======== MATERIAL FOR THIS TASK ========

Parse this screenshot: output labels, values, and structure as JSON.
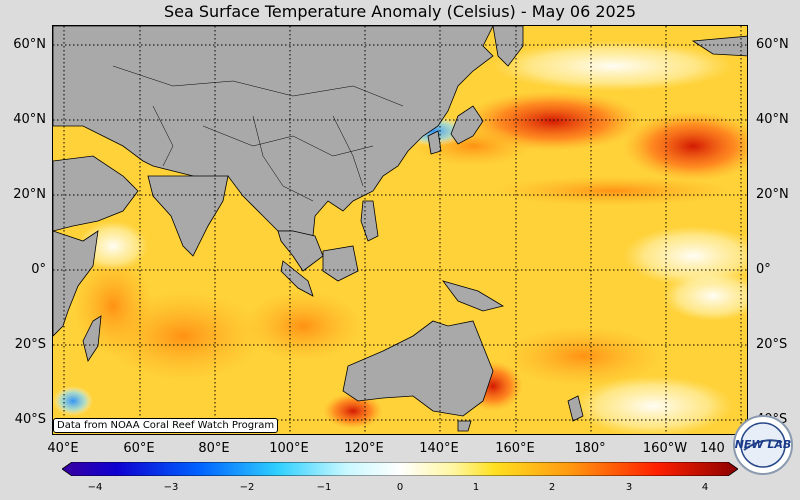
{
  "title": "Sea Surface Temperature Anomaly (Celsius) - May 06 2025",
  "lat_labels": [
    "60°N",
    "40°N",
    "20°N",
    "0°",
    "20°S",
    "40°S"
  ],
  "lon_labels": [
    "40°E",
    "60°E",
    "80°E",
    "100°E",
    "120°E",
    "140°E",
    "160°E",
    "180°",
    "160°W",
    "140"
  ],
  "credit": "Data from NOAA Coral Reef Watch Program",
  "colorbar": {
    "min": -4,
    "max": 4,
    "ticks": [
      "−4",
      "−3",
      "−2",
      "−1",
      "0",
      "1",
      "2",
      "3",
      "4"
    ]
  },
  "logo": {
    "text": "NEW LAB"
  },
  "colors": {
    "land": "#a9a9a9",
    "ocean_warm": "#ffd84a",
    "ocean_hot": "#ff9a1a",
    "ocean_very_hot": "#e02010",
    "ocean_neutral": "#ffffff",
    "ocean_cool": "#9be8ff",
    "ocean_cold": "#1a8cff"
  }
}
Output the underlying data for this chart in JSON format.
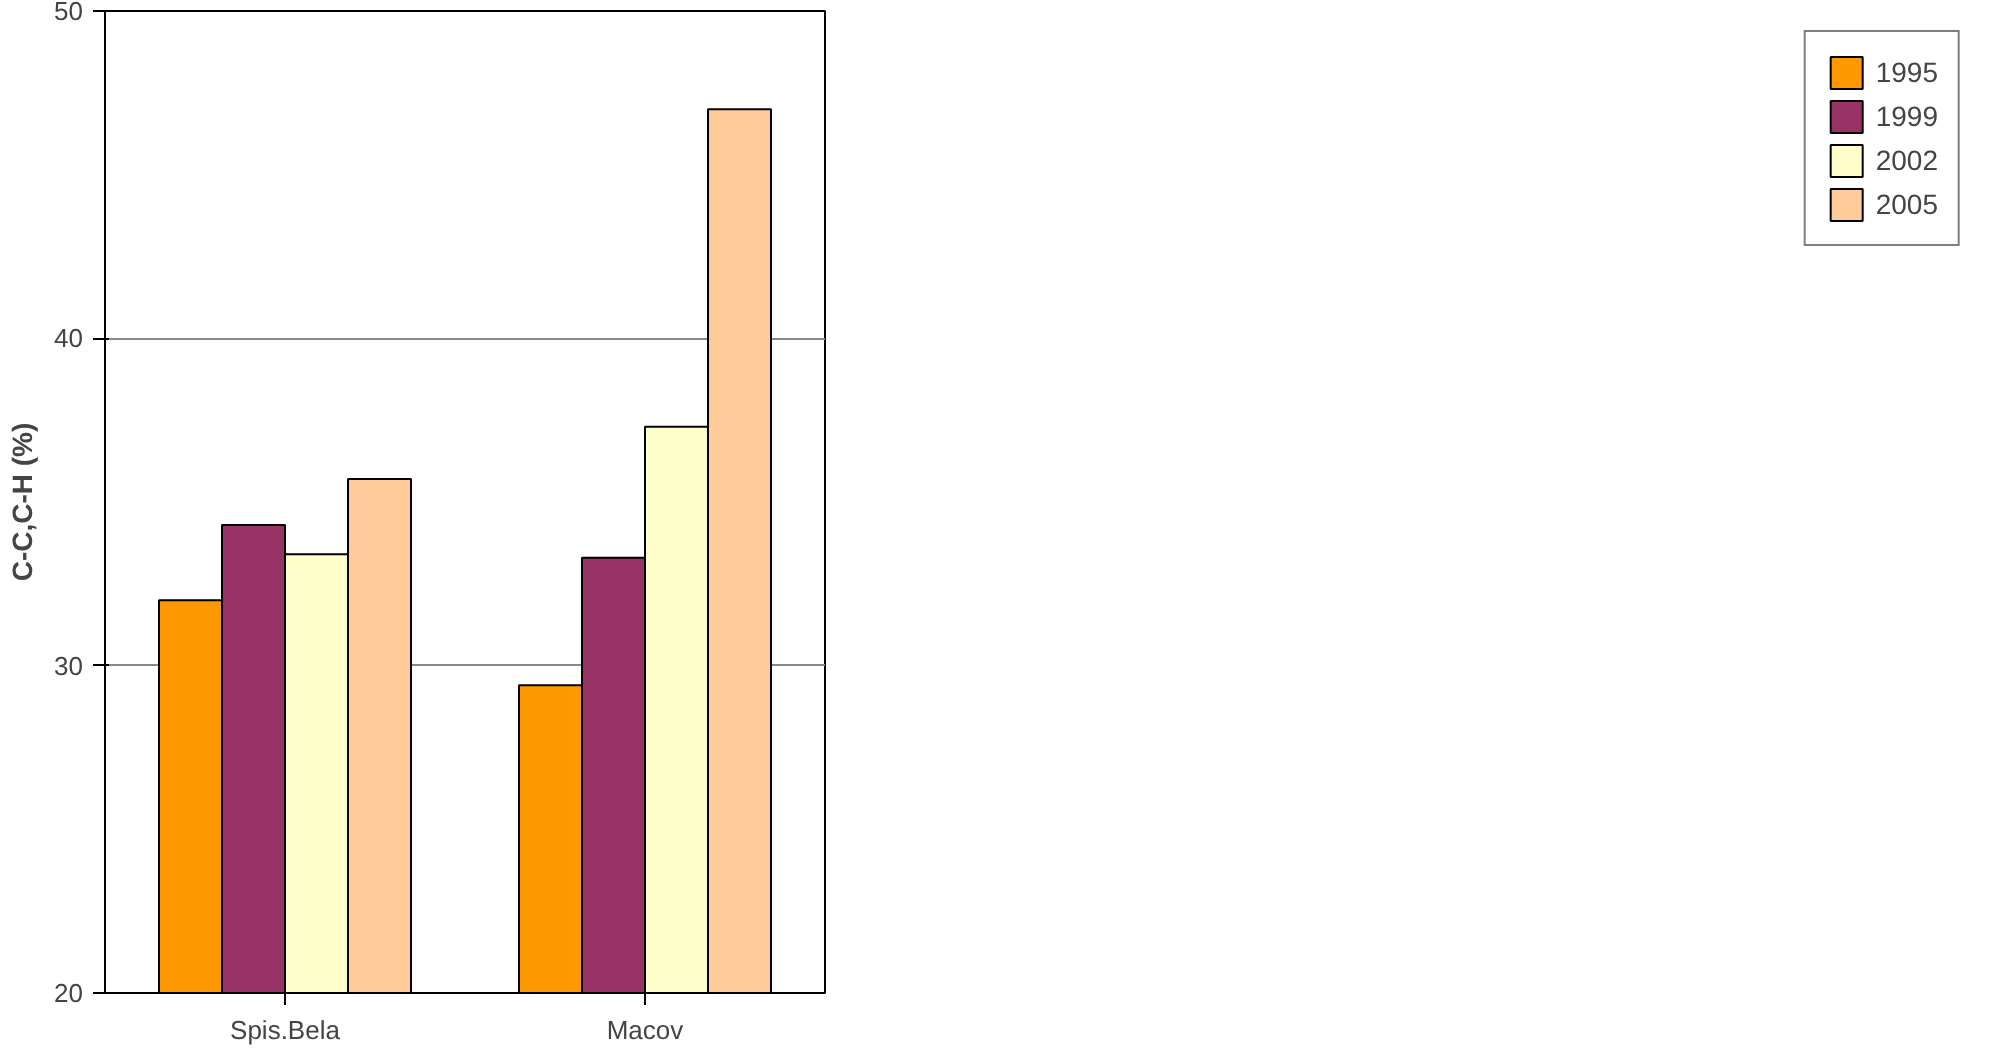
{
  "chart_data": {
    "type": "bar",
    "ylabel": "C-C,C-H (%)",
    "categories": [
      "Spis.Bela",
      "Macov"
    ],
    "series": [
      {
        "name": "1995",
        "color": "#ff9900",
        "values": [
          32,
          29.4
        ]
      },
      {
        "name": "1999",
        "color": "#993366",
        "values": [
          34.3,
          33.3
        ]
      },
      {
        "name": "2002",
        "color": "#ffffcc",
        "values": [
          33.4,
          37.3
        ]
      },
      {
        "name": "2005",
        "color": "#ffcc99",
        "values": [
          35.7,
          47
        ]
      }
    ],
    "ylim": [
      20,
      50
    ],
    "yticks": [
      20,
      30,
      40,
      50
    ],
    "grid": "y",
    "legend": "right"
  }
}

========

State how many lines above include the word "name", and nothing more.

4